**Written instruction:** Output the material below unchanged, apart from leaving out the pictures.

## begin

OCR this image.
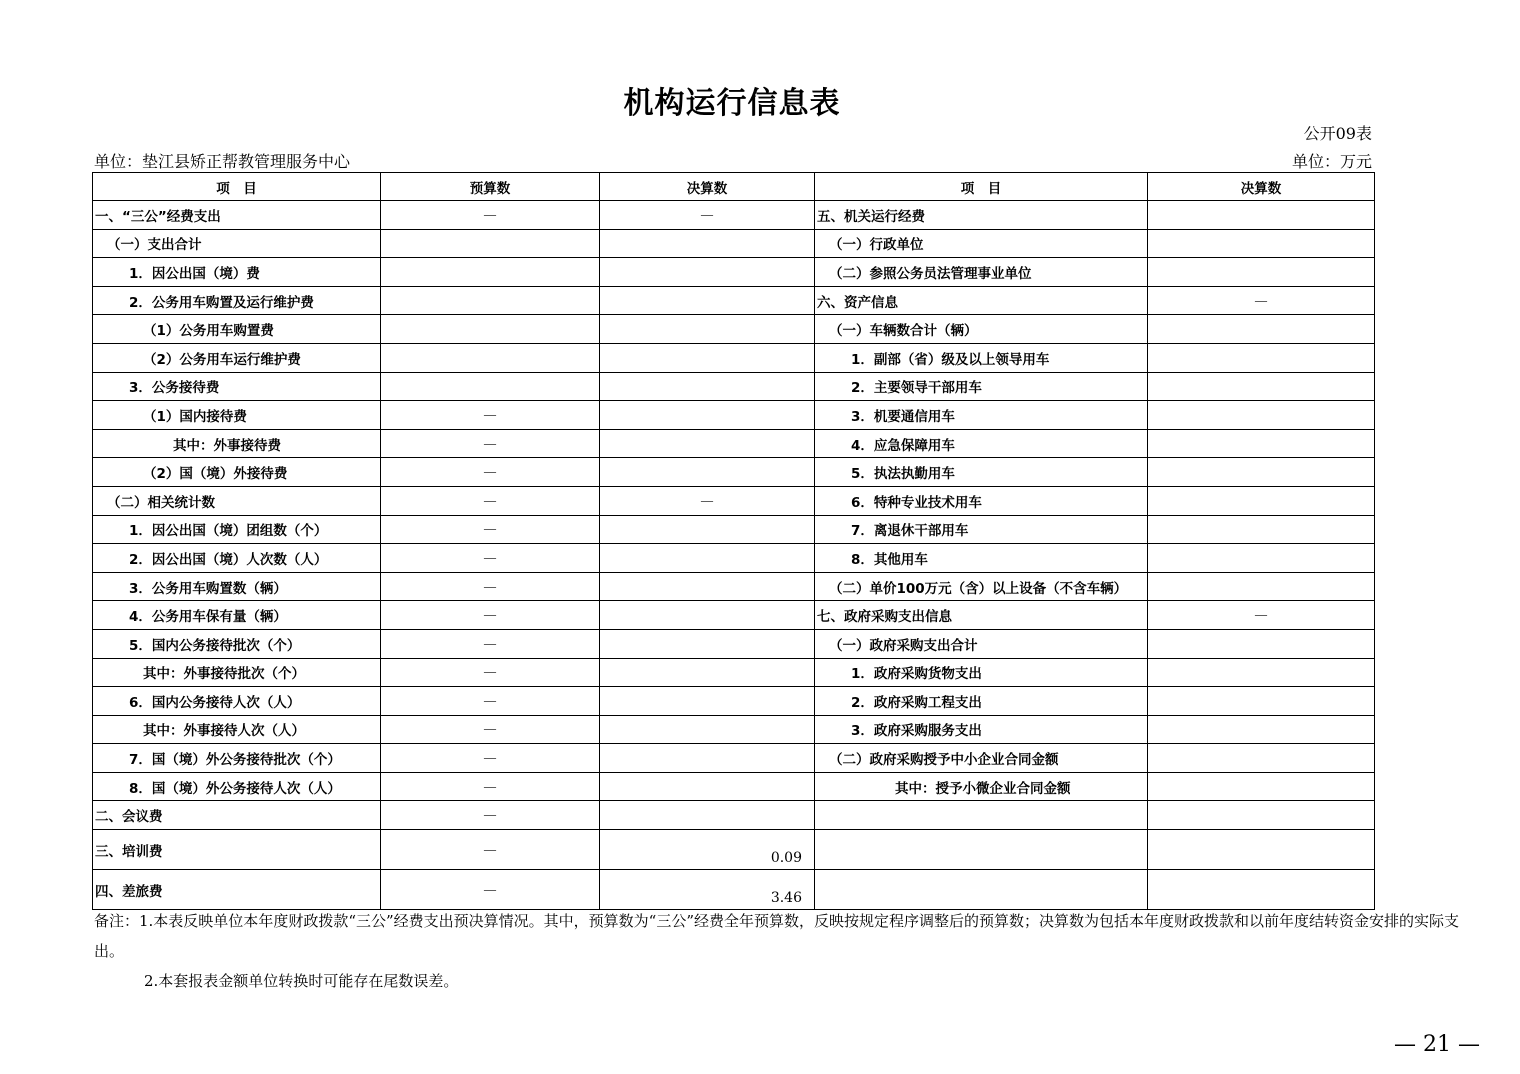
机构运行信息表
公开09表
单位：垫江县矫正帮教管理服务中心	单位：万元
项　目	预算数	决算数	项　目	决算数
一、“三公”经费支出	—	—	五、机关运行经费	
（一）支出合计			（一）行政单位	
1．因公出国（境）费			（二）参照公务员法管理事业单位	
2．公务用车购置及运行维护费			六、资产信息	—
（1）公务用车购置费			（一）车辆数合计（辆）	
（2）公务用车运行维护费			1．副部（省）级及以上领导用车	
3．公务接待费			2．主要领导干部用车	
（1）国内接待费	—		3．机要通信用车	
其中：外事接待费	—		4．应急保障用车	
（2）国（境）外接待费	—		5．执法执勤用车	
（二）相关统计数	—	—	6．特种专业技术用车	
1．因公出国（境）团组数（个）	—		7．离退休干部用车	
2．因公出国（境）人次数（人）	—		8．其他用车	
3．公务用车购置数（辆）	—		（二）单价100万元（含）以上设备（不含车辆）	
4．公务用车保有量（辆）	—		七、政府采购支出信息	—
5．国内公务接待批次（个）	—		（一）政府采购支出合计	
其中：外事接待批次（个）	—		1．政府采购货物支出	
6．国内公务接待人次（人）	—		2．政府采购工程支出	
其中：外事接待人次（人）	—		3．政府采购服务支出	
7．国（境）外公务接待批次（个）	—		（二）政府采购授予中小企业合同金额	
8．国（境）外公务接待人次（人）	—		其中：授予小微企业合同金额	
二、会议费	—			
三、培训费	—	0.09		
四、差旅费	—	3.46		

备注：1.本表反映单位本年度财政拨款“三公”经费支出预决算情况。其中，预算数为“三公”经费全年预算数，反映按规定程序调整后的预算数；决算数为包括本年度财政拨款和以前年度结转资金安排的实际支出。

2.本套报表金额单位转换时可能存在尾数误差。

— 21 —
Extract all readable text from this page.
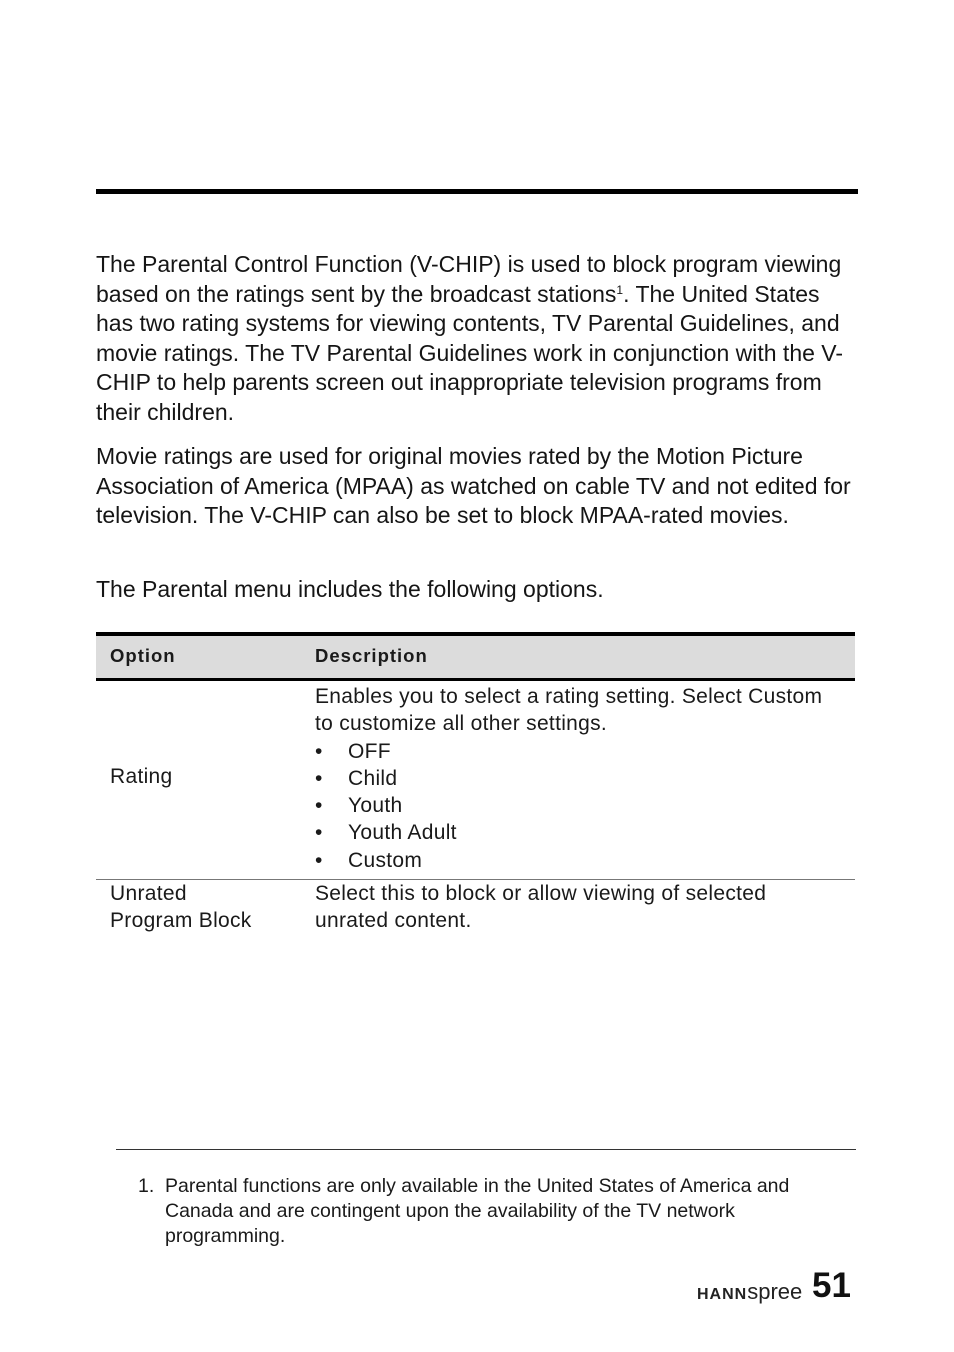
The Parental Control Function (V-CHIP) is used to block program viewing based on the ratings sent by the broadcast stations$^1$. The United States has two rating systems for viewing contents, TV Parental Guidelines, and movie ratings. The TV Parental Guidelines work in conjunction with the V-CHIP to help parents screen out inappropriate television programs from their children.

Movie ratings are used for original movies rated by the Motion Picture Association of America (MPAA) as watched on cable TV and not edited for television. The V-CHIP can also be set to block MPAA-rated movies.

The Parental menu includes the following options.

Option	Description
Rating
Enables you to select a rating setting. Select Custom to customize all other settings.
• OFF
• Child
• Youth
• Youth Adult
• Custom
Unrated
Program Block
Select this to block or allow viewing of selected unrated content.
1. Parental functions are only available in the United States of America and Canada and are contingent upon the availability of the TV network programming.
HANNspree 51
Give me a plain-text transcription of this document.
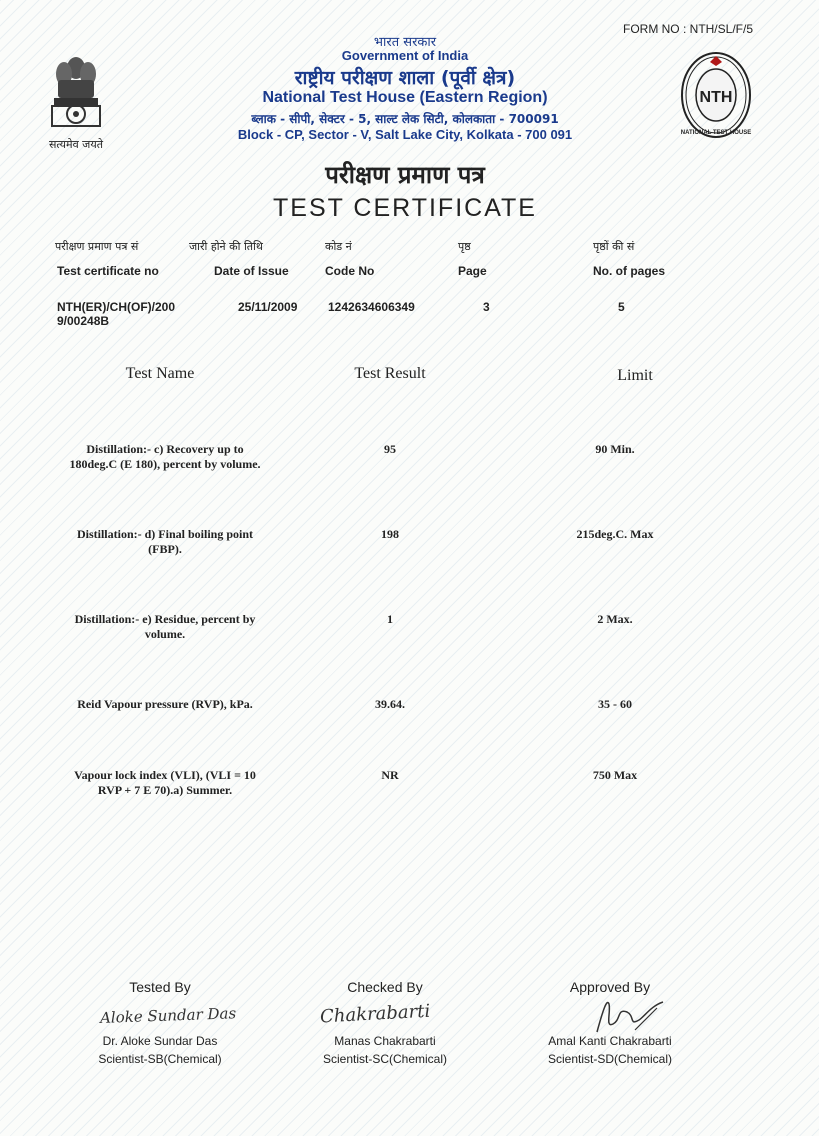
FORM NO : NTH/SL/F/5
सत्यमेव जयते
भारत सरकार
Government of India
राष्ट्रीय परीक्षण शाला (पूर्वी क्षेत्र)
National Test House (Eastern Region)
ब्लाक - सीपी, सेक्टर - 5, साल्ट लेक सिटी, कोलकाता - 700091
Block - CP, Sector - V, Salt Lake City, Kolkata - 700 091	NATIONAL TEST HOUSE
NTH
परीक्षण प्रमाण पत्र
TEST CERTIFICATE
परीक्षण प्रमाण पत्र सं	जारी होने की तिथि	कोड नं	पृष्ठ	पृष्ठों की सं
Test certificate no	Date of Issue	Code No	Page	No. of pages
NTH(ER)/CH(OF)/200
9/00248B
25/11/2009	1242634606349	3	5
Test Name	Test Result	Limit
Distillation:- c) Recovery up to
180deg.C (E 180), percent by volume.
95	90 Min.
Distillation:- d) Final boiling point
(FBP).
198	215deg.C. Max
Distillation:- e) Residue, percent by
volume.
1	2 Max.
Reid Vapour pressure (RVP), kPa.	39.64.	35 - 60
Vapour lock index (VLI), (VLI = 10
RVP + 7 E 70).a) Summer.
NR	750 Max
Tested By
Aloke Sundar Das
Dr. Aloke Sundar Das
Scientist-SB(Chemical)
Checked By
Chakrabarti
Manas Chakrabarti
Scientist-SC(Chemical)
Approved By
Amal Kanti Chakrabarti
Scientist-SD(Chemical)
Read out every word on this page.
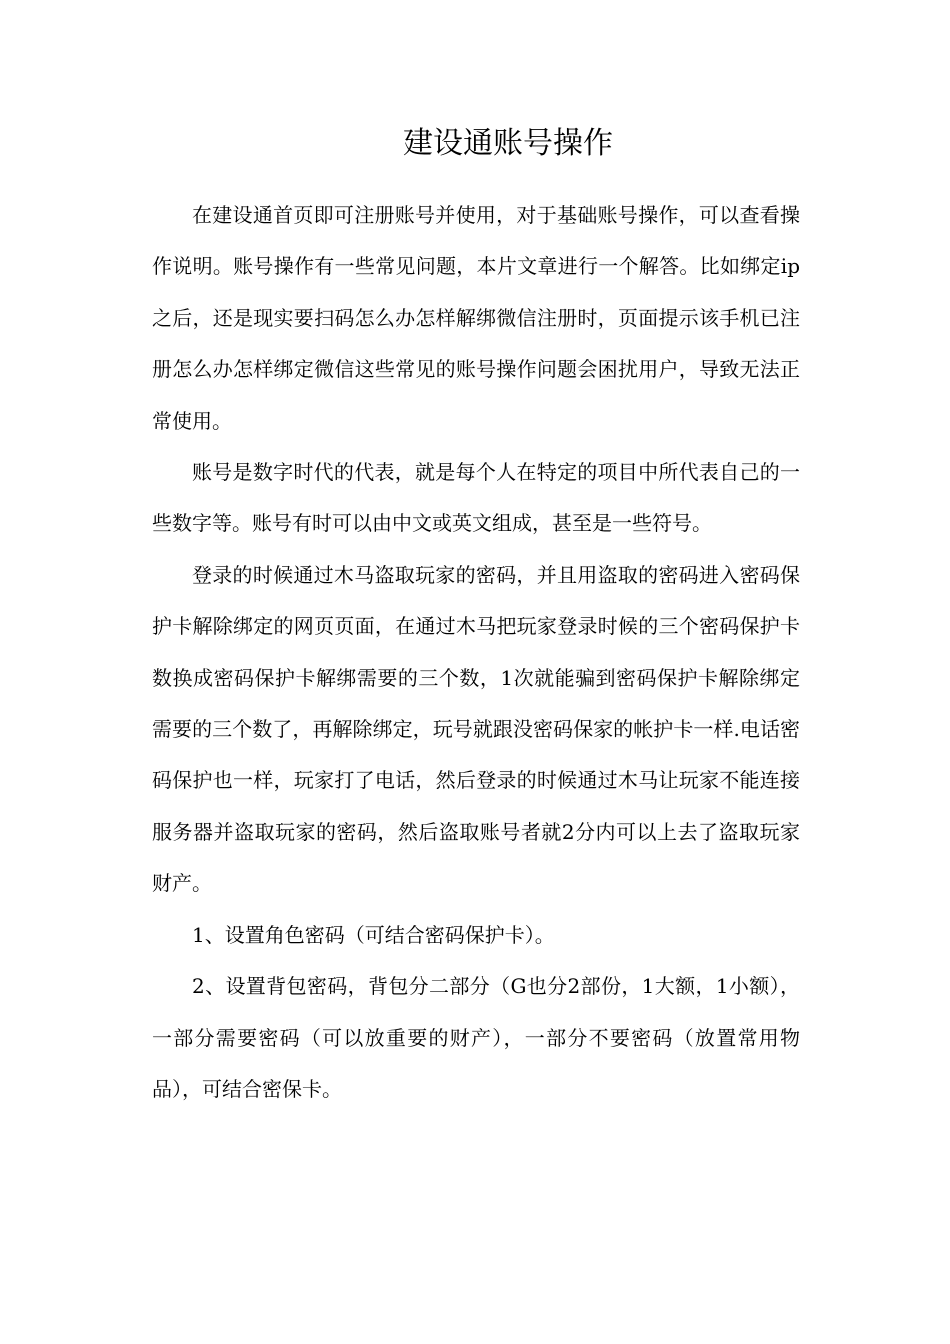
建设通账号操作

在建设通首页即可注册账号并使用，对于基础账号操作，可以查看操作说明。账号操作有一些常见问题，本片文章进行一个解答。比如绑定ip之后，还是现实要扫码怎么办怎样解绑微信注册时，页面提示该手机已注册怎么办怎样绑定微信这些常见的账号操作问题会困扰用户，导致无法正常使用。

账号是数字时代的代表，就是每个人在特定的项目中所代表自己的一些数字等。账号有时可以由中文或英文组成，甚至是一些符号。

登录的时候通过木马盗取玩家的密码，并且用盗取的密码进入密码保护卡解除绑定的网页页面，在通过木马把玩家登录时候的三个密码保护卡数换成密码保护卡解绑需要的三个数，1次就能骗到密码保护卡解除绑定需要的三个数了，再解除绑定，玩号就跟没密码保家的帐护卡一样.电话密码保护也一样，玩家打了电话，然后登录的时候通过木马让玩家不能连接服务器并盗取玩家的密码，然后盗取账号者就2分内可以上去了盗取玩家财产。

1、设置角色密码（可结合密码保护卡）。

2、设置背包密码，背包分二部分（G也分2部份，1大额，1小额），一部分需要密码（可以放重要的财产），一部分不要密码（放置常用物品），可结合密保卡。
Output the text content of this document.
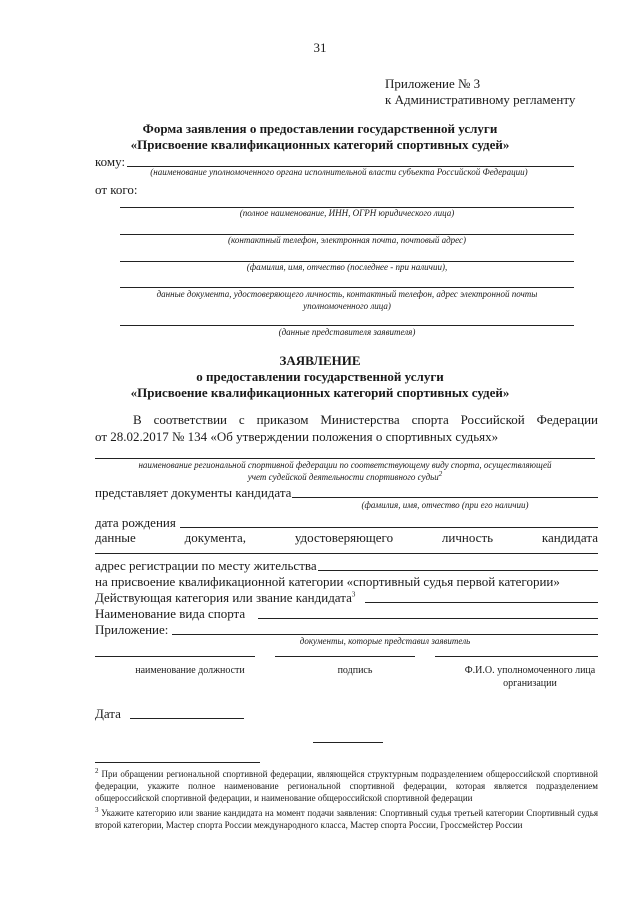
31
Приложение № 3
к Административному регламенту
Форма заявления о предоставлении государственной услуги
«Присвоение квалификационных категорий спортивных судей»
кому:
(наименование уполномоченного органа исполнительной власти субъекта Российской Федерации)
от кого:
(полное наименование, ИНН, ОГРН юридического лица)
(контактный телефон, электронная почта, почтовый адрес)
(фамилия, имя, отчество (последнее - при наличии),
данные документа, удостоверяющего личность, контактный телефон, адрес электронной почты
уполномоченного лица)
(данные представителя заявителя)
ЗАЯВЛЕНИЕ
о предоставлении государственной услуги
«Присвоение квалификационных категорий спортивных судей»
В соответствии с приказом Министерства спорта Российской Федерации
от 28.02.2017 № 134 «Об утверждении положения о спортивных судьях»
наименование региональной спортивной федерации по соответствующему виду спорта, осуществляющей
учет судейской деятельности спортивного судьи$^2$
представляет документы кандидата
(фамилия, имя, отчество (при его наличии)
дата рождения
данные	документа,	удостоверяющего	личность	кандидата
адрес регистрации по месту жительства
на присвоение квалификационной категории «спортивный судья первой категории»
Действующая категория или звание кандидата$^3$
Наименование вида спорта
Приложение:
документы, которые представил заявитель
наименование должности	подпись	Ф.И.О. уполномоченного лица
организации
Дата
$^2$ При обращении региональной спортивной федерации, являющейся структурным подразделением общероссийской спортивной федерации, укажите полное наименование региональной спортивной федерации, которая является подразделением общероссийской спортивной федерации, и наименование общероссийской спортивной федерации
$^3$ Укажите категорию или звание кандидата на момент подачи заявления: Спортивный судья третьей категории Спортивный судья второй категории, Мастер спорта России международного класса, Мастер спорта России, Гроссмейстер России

## end

**Output below:**
OCR this image.
机构运行信息表
公开09表
单位：垫江县矫正帮教管理服务中心	单位：万元
项　目	预算数	决算数	项　目	决算数
一、“三公”经费支出	—	—	五、机关运行经费	
（一）支出合计			（一）行政单位	
1．因公出国（境）费			（二）参照公务员法管理事业单位	
2．公务用车购置及运行维护费			六、资产信息	—
（1）公务用车购置费			（一）车辆数合计（辆）	
（2）公务用车运行维护费			1．副部（省）级及以上领导用车	
3．公务接待费			2．主要领导干部用车	
（1）国内接待费	—		3．机要通信用车	
其中：外事接待费	—		4．应急保障用车	
（2）国（境）外接待费	—		5．执法执勤用车	
（二）相关统计数	—	—	6．特种专业技术用车	
1．因公出国（境）团组数（个）	—		7．离退休干部用车	
2．因公出国（境）人次数（人）	—		8．其他用车	
3．公务用车购置数（辆）	—		（二）单价100万元（含）以上设备（不含车辆）	
4．公务用车保有量（辆）	—		七、政府采购支出信息	—
5．国内公务接待批次（个）	—		（一）政府采购支出合计	
其中：外事接待批次（个）	—		1．政府采购货物支出	
6．国内公务接待人次（人）	—		2．政府采购工程支出	
其中：外事接待人次（人）	—		3．政府采购服务支出	
7．国（境）外公务接待批次（个）	—		（二）政府采购授予中小企业合同金额	
8．国（境）外公务接待人次（人）	—		其中：授予小微企业合同金额	
二、会议费	—			
三、培训费	—	0.09		
四、差旅费	—	3.46		

备注：1.本表反映单位本年度财政拨款“三公”经费支出预决算情况。其中，预算数为“三公”经费全年预算数，反映按规定程序调整后的预算数；决算数为包括本年度财政拨款和以前年度结转资金安排的实际支出。

2.本套报表金额单位转换时可能存在尾数误差。

— 21 —
Extract all readable text from this page.
The Parental Control Function (V-CHIP) is used to block program viewing based on the ratings sent by the broadcast stations$^1$. The United States has two rating systems for viewing contents, TV Parental Guidelines, and movie ratings. The TV Parental Guidelines work in conjunction with the V-CHIP to help parents screen out inappropriate television programs from their children.

Movie ratings are used for original movies rated by the Motion Picture Association of America (MPAA) as watched on cable TV and not edited for television. The V-CHIP can also be set to block MPAA-rated movies.

The Parental menu includes the following options.

Option	Description
Rating
Enables you to select a rating setting. Select Custom to customize all other settings.
• OFF
• Child
• Youth
• Youth Adult
• Custom
Unrated
Program Block
Select this to block or allow viewing of selected unrated content.
1. Parental functions are only available in the United States of America and Canada and are contingent upon the availability of the TV network programming.
HANNspree 51
Give me a plain-text transcription of this document.
FORM NO : NTH/SL/F/5
सत्यमेव जयते
भारत सरकार
Government of India
राष्ट्रीय परीक्षण शाला (पूर्वी क्षेत्र)
National Test House (Eastern Region)
ब्लाक - सीपी, सेक्टर - 5, साल्ट लेक सिटी, कोलकाता - 700091
Block - CP, Sector - V, Salt Lake City, Kolkata - 700 091	NATIONAL TEST HOUSE
NTH
परीक्षण प्रमाण पत्र
TEST CERTIFICATE
परीक्षण प्रमाण पत्र सं	जारी होने की तिथि	कोड नं	पृष्ठ	पृष्ठों की सं
Test certificate no	Date of Issue	Code No	Page	No. of pages
NTH(ER)/CH(OF)/200
9/00248B
25/11/2009	1242634606349	3	5
Test Name	Test Result	Limit
Distillation:- c) Recovery up to
180deg.C (E 180), percent by volume.
95	90 Min.
Distillation:- d) Final boiling point
(FBP).
198	215deg.C. Max
Distillation:- e) Residue, percent by
volume.
1	2 Max.
Reid Vapour pressure (RVP), kPa.	39.64.	35 - 60
Vapour lock index (VLI), (VLI = 10
RVP + 7 E 70).a) Summer.
NR	750 Max
Tested By
Aloke Sundar Das
Dr. Aloke Sundar Das
Scientist-SB(Chemical)
Checked By
Chakrabarti
Manas Chakrabarti
Scientist-SC(Chemical)
Approved By
Amal Kanti Chakrabarti
Scientist-SD(Chemical)
Read out every word on this page.
建设通账号操作

在建设通首页即可注册账号并使用，对于基础账号操作，可以查看操作说明。账号操作有一些常见问题，本片文章进行一个解答。比如绑定ip之后，还是现实要扫码怎么办怎样解绑微信注册时，页面提示该手机已注册怎么办怎样绑定微信这些常见的账号操作问题会困扰用户，导致无法正常使用。

账号是数字时代的代表，就是每个人在特定的项目中所代表自己的一些数字等。账号有时可以由中文或英文组成，甚至是一些符号。

登录的时候通过木马盗取玩家的密码，并且用盗取的密码进入密码保护卡解除绑定的网页页面，在通过木马把玩家登录时候的三个密码保护卡数换成密码保护卡解绑需要的三个数，1次就能骗到密码保护卡解除绑定需要的三个数了，再解除绑定，玩号就跟没密码保家的帐护卡一样.电话密码保护也一样，玩家打了电话，然后登录的时候通过木马让玩家不能连接服务器并盗取玩家的密码，然后盗取账号者就2分内可以上去了盗取玩家财产。

1、设置角色密码（可结合密码保护卡）。

2、设置背包密码，背包分二部分（G也分2部份，1大额，1小额），一部分需要密码（可以放重要的财产），一部分不要密码（放置常用物品），可结合密保卡。
Output the text content of this document.
31
Приложение № 3
к Административному регламенту
Форма заявления о предоставлении государственной услуги
«Присвоение квалификационных категорий спортивных судей»
кому:
(наименование уполномоченного органа исполнительной власти субъекта Российской Федерации)
от кого:
(полное наименование, ИНН, ОГРН юридического лица)
(контактный телефон, электронная почта, почтовый адрес)
(фамилия, имя, отчество (последнее - при наличии),
данные документа, удостоверяющего личность, контактный телефон, адрес электронной почты
уполномоченного лица)
(данные представителя заявителя)
ЗАЯВЛЕНИЕ
о предоставлении государственной услуги
«Присвоение квалификационных категорий спортивных судей»
В соответствии с приказом Министерства спорта Российской Федерации
от 28.02.2017 № 134 «Об утверждении положения о спортивных судьях»
наименование региональной спортивной федерации по соответствующему виду спорта, осуществляющей
учет судейской деятельности спортивного судьи$^2$
представляет документы кандидата
(фамилия, имя, отчество (при его наличии)
дата рождения
данные	документа,	удостоверяющего	личность	кандидата
адрес регистрации по месту жительства
на присвоение квалификационной категории «спортивный судья первой категории»
Действующая категория или звание кандидата$^3$
Наименование вида спорта
Приложение:
документы, которые представил заявитель
наименование должности	подпись	Ф.И.О. уполномоченного лица
организации
Дата
$^2$ При обращении региональной спортивной федерации, являющейся структурным подразделением общероссийской спортивной федерации, укажите полное наименование региональной спортивной федерации, которая является подразделением общероссийской спортивной федерации, и наименование общероссийской спортивной федерации
$^3$ Укажите категорию или звание кандидата на момент подачи заявления: Спортивный судья третьей категории Спортивный судья второй категории, Мастер спорта России международного класса, Мастер спорта России, Гроссмейстер России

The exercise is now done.